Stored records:

━━━━━━━━━━━━━━━━━━━━━━━━━━━━━━

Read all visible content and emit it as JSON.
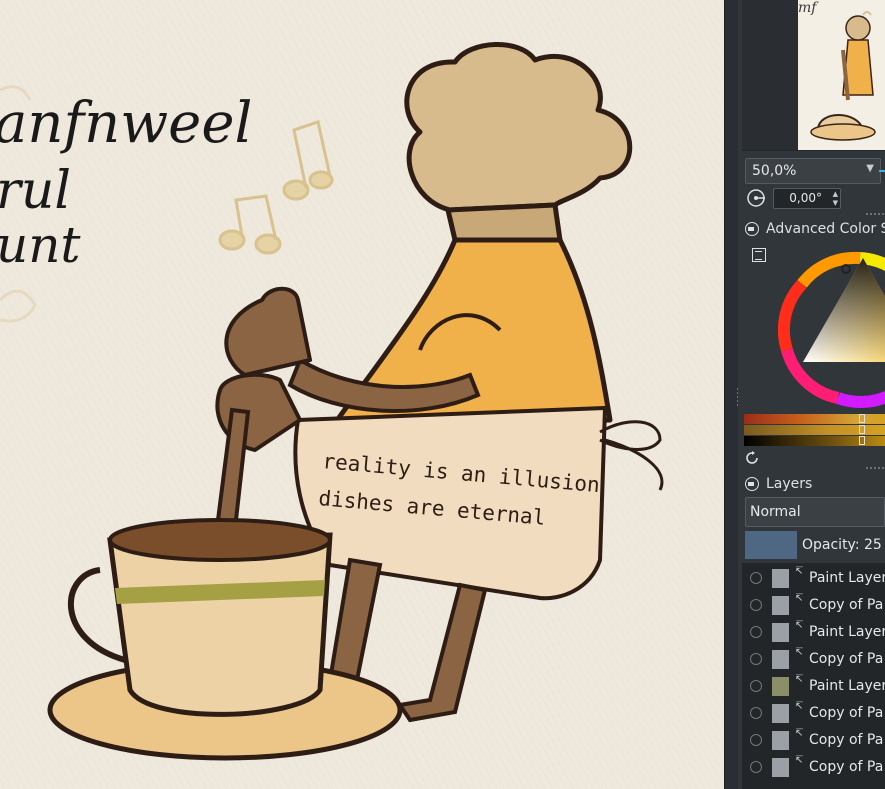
{
  "canvas": {
    "handwriting_lines": [
      "anfnweel",
      "rul",
      "unt"
    ],
    "apron_text": [
      "reality is an illusion",
      "dishes are eternal"
    ]
  },
  "panel": {
    "zoom": {
      "value": "50,0%"
    },
    "rotation": {
      "value": "0,00°"
    },
    "advanced_color": {
      "title": "Advanced Color S"
    },
    "layers": {
      "title": "Layers",
      "blend_mode": "Normal",
      "opacity_label": "Opacity:  25",
      "items": [
        {
          "name": "Paint Layer"
        },
        {
          "name": "Copy of Pa"
        },
        {
          "name": "Paint Layer"
        },
        {
          "name": "Copy of Pa"
        },
        {
          "name": "Paint Layer"
        },
        {
          "name": "Copy of Pa"
        },
        {
          "name": "Copy of Pa"
        },
        {
          "name": "Copy of Pa"
        }
      ]
    }
  },
  "colors": {
    "canvas_bg": "#efe9dd",
    "panel_bg": "#31363b",
    "accent": "#3daee9",
    "opacity_swatch": "#4e6884",
    "ink": "#3a2418"
  }
}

━━━━━━━━━━━━━━━━━━━━━━━━━━━━━━

Repeat all of the entries word for word, but omit the pictures.

## FINISHED ANSWER
Read all visible content and emit it as JSON.
{
  "canvas": {
    "handwriting_lines": [
      "anfnweel",
      "rul",
      "unt"
    ],
    "apron_text": [
      "reality is an illusion",
      "dishes are eternal"
    ]
  },
  "panel": {
    "zoom": {
      "value": "50,0%"
    },
    "rotation": {
      "value": "0,00°"
    },
    "advanced_color": {
      "title": "Advanced Color S"
    },
    "layers": {
      "title": "Layers",
      "blend_mode": "Normal",
      "opacity_label": "Opacity:  25",
      "items": [
        {
          "name": "Paint Layer"
        },
        {
          "name": "Copy of Pa"
        },
        {
          "name": "Paint Layer"
        },
        {
          "name": "Copy of Pa"
        },
        {
          "name": "Paint Layer"
        },
        {
          "name": "Copy of Pa"
        },
        {
          "name": "Copy of Pa"
        },
        {
          "name": "Copy of Pa"
        }
      ]
    }
  },
  "colors": {
    "canvas_bg": "#efe9dd",
    "panel_bg": "#31363b",
    "accent": "#3daee9",
    "opacity_swatch": "#4e6884",
    "ink": "#3a2418"
  }
}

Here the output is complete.